> TASK STATEMENT
List each line of the data in which the string "chart" appears.

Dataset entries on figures

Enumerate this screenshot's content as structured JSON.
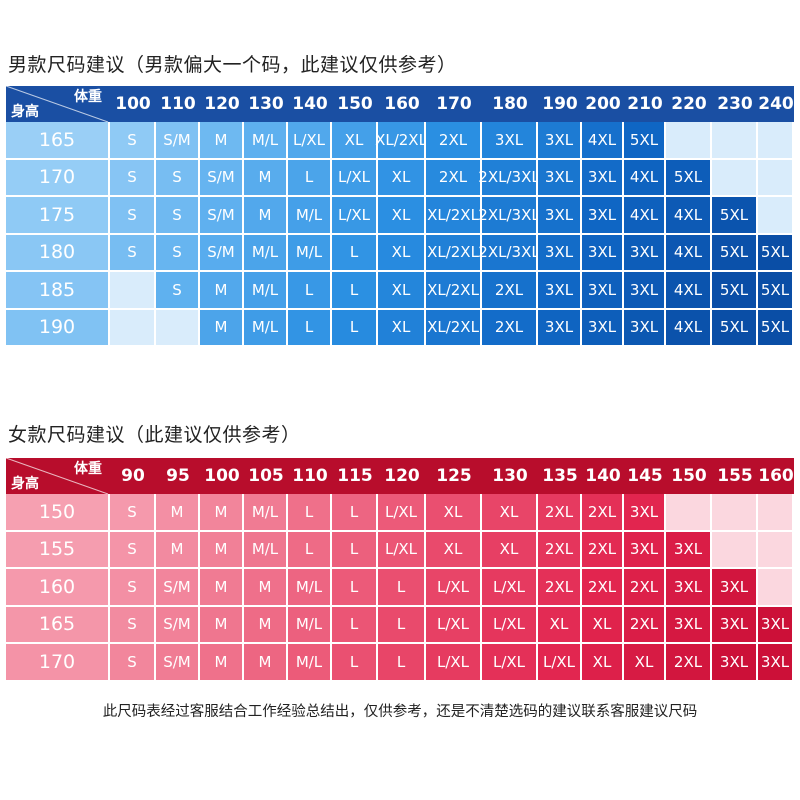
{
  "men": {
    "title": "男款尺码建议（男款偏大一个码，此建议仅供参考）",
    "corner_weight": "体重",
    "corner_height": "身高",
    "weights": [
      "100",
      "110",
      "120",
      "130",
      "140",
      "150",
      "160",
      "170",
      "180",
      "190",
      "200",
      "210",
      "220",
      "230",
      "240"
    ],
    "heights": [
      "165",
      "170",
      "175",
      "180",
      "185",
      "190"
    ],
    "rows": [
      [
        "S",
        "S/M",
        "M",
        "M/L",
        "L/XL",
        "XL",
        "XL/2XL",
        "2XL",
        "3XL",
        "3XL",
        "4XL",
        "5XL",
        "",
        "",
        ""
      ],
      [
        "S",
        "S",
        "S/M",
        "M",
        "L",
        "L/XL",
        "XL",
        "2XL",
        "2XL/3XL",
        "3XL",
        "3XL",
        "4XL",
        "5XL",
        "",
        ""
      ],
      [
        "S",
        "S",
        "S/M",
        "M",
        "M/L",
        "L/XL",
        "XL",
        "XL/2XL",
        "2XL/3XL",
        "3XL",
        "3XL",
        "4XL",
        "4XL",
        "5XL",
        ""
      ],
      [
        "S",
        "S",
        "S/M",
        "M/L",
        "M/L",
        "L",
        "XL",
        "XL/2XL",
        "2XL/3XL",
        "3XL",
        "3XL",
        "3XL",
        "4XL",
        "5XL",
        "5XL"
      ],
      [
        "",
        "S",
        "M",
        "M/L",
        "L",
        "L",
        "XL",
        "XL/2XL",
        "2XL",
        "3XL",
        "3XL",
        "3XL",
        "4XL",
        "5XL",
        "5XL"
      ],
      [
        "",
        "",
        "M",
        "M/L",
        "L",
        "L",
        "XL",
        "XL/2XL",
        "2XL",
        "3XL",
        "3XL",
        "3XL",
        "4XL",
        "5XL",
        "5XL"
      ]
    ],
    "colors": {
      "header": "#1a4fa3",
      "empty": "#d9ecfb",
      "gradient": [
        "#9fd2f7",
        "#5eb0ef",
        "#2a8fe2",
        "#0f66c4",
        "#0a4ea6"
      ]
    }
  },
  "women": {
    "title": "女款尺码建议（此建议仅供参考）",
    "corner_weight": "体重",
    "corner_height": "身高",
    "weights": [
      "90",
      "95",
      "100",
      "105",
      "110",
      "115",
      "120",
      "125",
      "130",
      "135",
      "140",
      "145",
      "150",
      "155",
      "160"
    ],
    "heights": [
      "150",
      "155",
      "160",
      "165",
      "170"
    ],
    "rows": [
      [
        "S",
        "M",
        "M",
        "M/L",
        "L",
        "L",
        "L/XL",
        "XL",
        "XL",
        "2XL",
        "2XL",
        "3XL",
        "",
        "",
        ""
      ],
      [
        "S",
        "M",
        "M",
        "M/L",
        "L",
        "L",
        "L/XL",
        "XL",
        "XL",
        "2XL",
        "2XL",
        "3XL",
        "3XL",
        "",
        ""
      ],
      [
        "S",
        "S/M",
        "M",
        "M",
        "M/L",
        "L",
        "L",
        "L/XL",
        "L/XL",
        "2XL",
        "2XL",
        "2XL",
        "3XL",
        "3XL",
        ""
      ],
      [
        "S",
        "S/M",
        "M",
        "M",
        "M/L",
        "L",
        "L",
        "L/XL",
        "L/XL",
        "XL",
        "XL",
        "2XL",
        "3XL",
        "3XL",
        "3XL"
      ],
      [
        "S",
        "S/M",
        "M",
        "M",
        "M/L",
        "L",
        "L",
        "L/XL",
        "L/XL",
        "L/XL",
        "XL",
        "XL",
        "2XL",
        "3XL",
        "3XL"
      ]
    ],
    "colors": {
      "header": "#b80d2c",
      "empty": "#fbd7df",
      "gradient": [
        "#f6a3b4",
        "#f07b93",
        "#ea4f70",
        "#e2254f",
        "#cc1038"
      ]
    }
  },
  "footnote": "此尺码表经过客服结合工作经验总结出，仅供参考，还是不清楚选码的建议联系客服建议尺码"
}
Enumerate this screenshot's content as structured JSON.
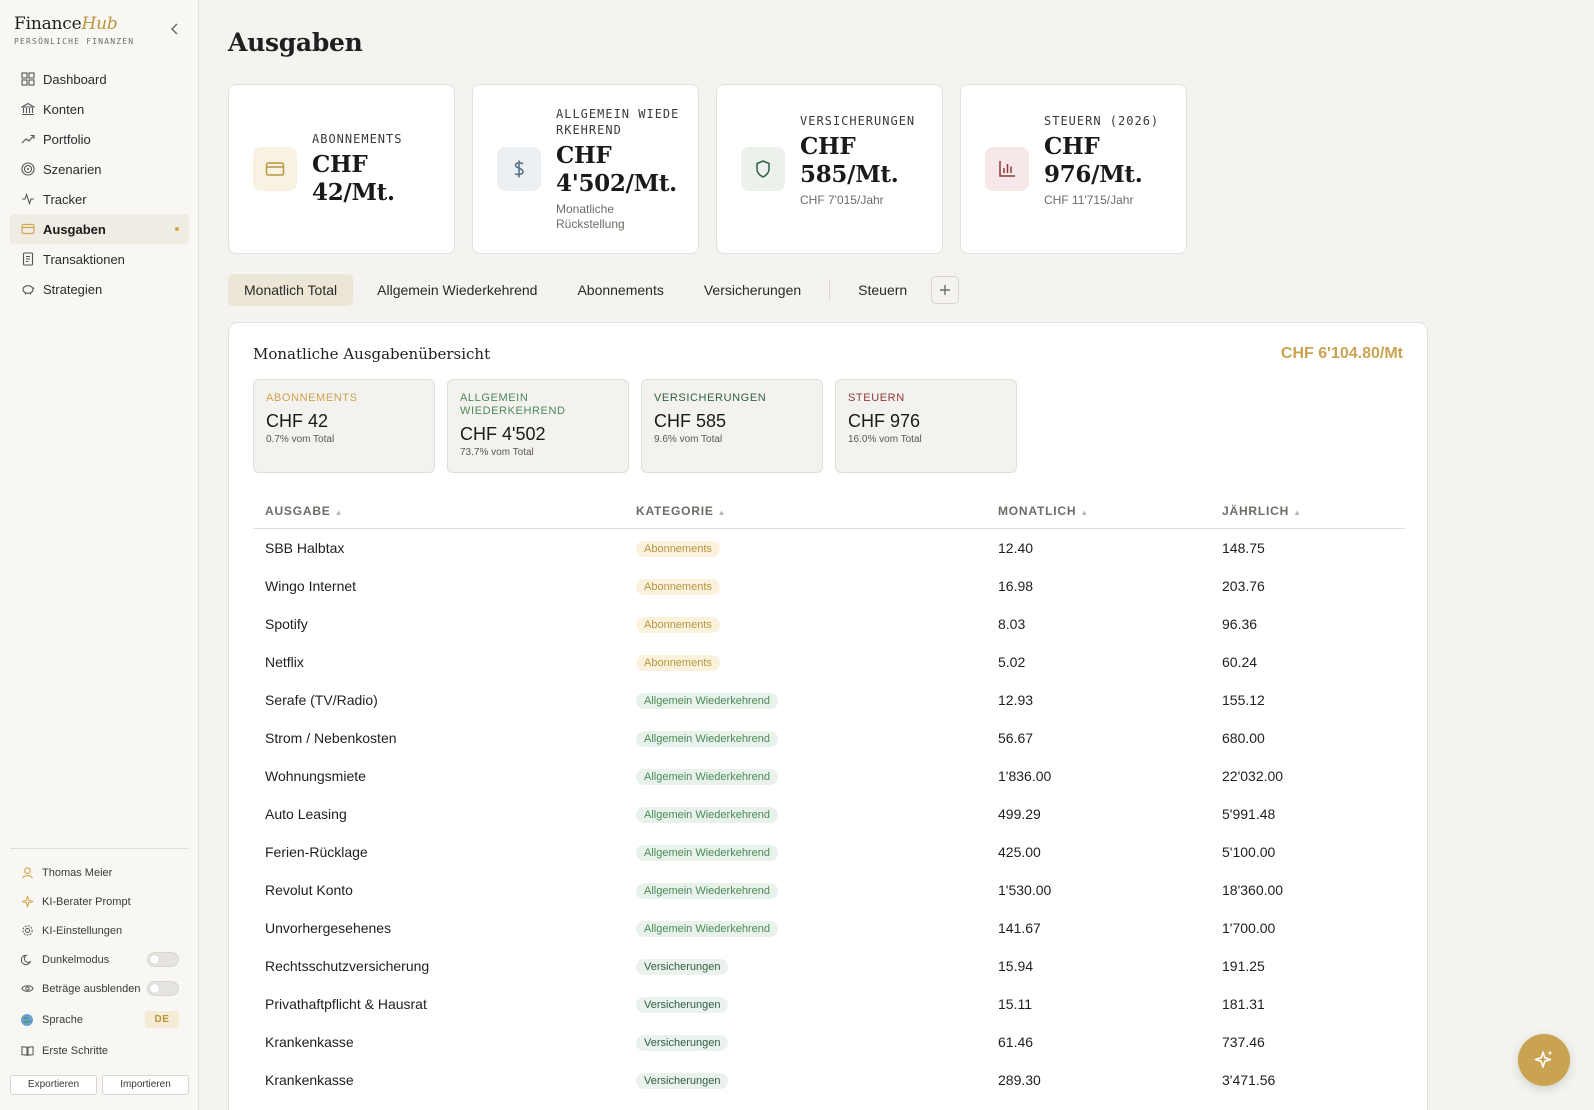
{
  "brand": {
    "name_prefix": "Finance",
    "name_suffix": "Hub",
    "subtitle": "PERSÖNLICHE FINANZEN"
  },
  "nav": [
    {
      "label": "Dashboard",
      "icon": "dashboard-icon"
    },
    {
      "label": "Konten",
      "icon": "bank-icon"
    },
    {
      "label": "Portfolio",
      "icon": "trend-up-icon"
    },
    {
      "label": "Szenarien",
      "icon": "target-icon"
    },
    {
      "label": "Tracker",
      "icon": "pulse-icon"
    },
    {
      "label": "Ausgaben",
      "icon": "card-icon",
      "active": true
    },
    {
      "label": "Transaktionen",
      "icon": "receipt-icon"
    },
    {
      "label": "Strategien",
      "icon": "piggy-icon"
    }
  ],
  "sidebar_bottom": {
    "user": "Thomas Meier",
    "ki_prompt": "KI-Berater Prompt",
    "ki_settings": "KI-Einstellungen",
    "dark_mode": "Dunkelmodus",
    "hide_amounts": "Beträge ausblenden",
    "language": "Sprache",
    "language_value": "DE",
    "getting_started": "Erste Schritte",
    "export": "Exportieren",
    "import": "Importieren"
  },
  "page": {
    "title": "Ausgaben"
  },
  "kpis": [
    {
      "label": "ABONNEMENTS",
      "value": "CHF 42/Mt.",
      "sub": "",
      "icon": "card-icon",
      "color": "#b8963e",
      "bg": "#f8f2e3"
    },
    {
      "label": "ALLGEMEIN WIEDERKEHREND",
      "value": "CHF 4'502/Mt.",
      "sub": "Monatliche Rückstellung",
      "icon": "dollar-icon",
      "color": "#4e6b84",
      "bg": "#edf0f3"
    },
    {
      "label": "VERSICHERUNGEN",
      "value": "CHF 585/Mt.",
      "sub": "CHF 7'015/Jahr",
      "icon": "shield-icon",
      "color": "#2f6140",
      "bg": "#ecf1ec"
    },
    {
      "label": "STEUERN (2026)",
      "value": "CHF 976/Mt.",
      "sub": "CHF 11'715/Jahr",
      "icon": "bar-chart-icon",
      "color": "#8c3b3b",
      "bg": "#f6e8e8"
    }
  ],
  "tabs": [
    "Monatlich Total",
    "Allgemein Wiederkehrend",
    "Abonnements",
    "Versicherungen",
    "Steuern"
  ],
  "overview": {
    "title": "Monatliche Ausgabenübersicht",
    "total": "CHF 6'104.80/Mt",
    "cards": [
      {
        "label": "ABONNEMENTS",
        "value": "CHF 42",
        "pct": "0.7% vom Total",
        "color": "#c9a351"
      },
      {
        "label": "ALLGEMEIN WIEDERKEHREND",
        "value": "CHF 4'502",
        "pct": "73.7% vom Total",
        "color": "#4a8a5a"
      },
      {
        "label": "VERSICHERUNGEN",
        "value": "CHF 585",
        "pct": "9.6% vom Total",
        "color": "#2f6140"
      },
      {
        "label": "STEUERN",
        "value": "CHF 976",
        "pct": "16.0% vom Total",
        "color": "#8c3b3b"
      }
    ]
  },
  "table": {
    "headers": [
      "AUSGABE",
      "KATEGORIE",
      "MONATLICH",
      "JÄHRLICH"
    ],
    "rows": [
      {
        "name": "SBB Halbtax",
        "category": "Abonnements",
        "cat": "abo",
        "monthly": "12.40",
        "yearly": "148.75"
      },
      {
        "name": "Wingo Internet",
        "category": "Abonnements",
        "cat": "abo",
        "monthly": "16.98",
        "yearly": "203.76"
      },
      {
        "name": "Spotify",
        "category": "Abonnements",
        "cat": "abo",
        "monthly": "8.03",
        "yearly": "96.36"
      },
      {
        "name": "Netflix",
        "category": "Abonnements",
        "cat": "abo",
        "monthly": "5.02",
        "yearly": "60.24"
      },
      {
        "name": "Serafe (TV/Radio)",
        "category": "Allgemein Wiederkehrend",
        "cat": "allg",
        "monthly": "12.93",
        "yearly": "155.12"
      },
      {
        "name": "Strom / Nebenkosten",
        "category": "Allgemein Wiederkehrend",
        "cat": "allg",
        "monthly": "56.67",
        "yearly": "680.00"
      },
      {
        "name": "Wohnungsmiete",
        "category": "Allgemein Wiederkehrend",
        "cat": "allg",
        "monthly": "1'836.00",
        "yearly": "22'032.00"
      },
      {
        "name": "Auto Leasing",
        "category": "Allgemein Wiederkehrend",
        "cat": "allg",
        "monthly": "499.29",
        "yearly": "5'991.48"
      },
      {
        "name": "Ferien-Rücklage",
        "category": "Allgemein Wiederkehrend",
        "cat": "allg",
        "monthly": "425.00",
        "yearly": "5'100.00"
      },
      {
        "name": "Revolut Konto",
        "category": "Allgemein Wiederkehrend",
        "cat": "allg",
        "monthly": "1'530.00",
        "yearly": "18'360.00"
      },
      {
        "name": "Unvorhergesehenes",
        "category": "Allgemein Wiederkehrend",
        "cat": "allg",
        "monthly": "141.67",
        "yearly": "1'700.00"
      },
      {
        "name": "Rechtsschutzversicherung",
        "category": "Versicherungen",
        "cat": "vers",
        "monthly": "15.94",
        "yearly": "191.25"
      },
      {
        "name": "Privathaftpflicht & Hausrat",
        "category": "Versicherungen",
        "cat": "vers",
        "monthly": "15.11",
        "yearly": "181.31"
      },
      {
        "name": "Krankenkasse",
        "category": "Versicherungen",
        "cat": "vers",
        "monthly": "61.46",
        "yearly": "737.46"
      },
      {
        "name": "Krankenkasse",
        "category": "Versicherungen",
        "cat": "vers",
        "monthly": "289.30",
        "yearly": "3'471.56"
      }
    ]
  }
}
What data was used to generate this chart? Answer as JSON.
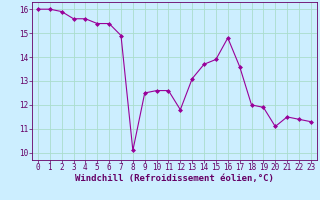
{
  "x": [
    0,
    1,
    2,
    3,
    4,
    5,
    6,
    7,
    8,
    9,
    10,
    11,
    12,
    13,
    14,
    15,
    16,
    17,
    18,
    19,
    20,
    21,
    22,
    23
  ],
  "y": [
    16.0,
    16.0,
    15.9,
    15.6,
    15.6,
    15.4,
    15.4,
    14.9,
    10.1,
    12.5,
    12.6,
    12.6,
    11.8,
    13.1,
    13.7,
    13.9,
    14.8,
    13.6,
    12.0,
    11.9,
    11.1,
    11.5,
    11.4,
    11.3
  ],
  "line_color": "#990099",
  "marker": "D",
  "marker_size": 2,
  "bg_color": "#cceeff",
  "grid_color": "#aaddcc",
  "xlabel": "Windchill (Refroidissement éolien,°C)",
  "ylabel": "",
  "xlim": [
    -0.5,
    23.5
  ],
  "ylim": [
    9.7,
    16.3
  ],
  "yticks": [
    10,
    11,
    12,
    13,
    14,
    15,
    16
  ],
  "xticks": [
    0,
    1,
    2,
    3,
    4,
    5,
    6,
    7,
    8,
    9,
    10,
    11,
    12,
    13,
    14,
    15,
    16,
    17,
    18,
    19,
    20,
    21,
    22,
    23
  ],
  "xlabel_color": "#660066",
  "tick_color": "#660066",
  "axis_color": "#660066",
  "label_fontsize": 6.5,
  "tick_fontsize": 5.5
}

> TASK OUTPUT
      "icon": "bar-chart-icon",
What data was used to generate this chart? Answer as JSON.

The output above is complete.